▸ **Set task**: In the Orbiter checkpoints documentation, what kind of dataclass is a Checkpoint?

▸ **Quoted text**:
__________________________________________________

Checkpoints - Orbiter Docs

Checkpoints provide snapshot save and restore for context state. They capture the full state dictionary, token usage, and arbitrary metadata at a specific point in time. Use checkpoints to implement rollback after failed operations, save progress on long-running tasks, or maintain multiple branches of an agent’s execution.

Basic Usage

python

from orbiter.context import Context, ContextConfig, Checkpoint, CheckpointStore

ctx = Context(task_id="task-1", config=ContextConfig())
ctx.state.set("progress", "step-3")
ctx.state.set("data", {"results": [1, 2, 3]})

# Save a snapshot
checkpoint = ctx.snapshot(metadata={"reason": "before risky tool call"})
print(checkpoint.task_id)   # "task-1"
print(checkpoint.version)   # 1
print(checkpoint.values)    # {"progress": "step-3", "data": {"results": [1, 2, 3]}}

Checkpoint Structure

A Checkpoint is a frozen (immutable) dataclass:

python

@dataclass(frozen=True)
class Checkpoint:
    task_id: str                    # Context task ID
    version: int                    # Sequential version number
    values: dict[str, Any]          # State snapshot
    token_usage: dict[str, Any]     # Token tracker snapshot
    metadata: dict[str, Any]        # User-provided metadata
    created_at: str                 # ISO timestamp

Checkpoints are serializable via to_dict() and from_dict():

python

# Serialize
data = checkpoint.to_dict()

__________________________________________________

▸ **Data entries**:
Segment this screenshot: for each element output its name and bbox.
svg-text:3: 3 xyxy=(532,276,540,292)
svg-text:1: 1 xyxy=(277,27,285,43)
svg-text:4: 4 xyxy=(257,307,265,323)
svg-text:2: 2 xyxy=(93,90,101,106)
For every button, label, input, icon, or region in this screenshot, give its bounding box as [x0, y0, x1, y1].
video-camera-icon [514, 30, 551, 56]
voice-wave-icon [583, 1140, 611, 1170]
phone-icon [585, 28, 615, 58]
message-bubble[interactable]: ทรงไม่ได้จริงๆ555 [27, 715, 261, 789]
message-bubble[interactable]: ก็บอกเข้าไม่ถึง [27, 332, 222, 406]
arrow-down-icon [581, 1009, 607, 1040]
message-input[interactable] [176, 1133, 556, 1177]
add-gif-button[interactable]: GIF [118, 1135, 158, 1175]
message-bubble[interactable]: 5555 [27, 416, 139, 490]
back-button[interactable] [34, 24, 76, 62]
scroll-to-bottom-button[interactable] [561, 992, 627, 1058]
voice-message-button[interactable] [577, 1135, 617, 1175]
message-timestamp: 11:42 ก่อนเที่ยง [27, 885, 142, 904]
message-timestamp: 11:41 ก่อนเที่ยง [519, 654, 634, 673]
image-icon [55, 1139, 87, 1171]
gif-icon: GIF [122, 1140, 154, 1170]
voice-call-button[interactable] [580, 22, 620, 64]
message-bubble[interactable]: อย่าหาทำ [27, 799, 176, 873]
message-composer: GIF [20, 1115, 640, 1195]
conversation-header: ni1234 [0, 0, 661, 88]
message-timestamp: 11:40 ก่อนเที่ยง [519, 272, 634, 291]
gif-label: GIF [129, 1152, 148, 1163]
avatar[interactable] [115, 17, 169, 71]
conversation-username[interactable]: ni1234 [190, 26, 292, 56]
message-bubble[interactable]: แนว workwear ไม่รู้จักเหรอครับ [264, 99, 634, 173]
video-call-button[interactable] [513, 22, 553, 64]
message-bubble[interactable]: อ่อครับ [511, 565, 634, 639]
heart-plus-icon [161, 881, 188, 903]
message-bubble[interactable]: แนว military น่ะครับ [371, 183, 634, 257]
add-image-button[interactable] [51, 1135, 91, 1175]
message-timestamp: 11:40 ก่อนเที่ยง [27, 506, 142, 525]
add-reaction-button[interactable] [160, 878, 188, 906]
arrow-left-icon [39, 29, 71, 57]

__________________________________________________

▸ **Exercise result**: A frozen (immutable) dataclass.